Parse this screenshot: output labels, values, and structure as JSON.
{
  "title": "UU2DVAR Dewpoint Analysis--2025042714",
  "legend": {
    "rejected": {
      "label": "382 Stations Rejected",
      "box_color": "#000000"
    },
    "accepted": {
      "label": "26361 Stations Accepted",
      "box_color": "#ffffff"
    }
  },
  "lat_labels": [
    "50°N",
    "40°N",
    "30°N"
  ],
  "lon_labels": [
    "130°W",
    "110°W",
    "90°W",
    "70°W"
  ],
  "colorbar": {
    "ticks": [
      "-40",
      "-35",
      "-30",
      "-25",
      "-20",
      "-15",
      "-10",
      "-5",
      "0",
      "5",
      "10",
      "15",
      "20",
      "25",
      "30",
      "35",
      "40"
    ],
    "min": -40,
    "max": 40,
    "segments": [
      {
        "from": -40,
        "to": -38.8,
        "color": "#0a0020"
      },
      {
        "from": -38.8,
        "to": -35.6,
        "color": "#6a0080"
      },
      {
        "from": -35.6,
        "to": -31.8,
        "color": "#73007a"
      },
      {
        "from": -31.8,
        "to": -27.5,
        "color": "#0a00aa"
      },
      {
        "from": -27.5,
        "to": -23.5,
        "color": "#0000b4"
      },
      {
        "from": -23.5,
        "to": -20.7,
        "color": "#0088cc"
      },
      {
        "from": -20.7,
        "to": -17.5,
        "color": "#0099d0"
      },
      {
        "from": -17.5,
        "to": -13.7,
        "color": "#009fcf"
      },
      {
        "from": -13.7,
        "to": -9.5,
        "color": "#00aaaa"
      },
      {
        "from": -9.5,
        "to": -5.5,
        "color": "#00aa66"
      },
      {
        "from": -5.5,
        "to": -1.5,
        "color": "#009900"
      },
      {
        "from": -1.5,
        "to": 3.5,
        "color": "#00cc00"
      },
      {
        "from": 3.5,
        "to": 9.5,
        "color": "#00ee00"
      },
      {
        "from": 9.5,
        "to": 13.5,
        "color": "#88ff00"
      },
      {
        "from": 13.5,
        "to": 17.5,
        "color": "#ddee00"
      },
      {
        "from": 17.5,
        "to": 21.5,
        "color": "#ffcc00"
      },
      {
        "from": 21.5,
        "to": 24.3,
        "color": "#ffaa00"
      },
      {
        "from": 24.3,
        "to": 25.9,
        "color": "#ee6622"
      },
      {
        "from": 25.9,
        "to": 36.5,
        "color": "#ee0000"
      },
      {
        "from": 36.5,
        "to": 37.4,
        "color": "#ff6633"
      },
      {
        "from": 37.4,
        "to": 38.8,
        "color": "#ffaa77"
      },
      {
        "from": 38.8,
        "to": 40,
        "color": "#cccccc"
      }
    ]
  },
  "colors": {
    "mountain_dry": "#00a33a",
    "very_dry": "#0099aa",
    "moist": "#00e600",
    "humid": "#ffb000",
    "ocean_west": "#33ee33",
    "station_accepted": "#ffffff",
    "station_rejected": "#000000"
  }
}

■ ■ ■ ■

* What you have to do
Print all of the entries exactly as they are written.

* Worked answer
Parse this screenshot: output labels, values, and structure as JSON.
{
  "title": "UU2DVAR Dewpoint Analysis--2025042714",
  "legend": {
    "rejected": {
      "label": "382 Stations Rejected",
      "box_color": "#000000"
    },
    "accepted": {
      "label": "26361 Stations Accepted",
      "box_color": "#ffffff"
    }
  },
  "lat_labels": [
    "50°N",
    "40°N",
    "30°N"
  ],
  "lon_labels": [
    "130°W",
    "110°W",
    "90°W",
    "70°W"
  ],
  "colorbar": {
    "ticks": [
      "-40",
      "-35",
      "-30",
      "-25",
      "-20",
      "-15",
      "-10",
      "-5",
      "0",
      "5",
      "10",
      "15",
      "20",
      "25",
      "30",
      "35",
      "40"
    ],
    "min": -40,
    "max": 40,
    "segments": [
      {
        "from": -40,
        "to": -38.8,
        "color": "#0a0020"
      },
      {
        "from": -38.8,
        "to": -35.6,
        "color": "#6a0080"
      },
      {
        "from": -35.6,
        "to": -31.8,
        "color": "#73007a"
      },
      {
        "from": -31.8,
        "to": -27.5,
        "color": "#0a00aa"
      },
      {
        "from": -27.5,
        "to": -23.5,
        "color": "#0000b4"
      },
      {
        "from": -23.5,
        "to": -20.7,
        "color": "#0088cc"
      },
      {
        "from": -20.7,
        "to": -17.5,
        "color": "#0099d0"
      },
      {
        "from": -17.5,
        "to": -13.7,
        "color": "#009fcf"
      },
      {
        "from": -13.7,
        "to": -9.5,
        "color": "#00aaaa"
      },
      {
        "from": -9.5,
        "to": -5.5,
        "color": "#00aa66"
      },
      {
        "from": -5.5,
        "to": -1.5,
        "color": "#009900"
      },
      {
        "from": -1.5,
        "to": 3.5,
        "color": "#00cc00"
      },
      {
        "from": 3.5,
        "to": 9.5,
        "color": "#00ee00"
      },
      {
        "from": 9.5,
        "to": 13.5,
        "color": "#88ff00"
      },
      {
        "from": 13.5,
        "to": 17.5,
        "color": "#ddee00"
      },
      {
        "from": 17.5,
        "to": 21.5,
        "color": "#ffcc00"
      },
      {
        "from": 21.5,
        "to": 24.3,
        "color": "#ffaa00"
      },
      {
        "from": 24.3,
        "to": 25.9,
        "color": "#ee6622"
      },
      {
        "from": 25.9,
        "to": 36.5,
        "color": "#ee0000"
      },
      {
        "from": 36.5,
        "to": 37.4,
        "color": "#ff6633"
      },
      {
        "from": 37.4,
        "to": 38.8,
        "color": "#ffaa77"
      },
      {
        "from": 38.8,
        "to": 40,
        "color": "#cccccc"
      }
    ]
  },
  "colors": {
    "mountain_dry": "#00a33a",
    "very_dry": "#0099aa",
    "moist": "#00e600",
    "humid": "#ffb000",
    "ocean_west": "#33ee33",
    "station_accepted": "#ffffff",
    "station_rejected": "#000000"
  }
}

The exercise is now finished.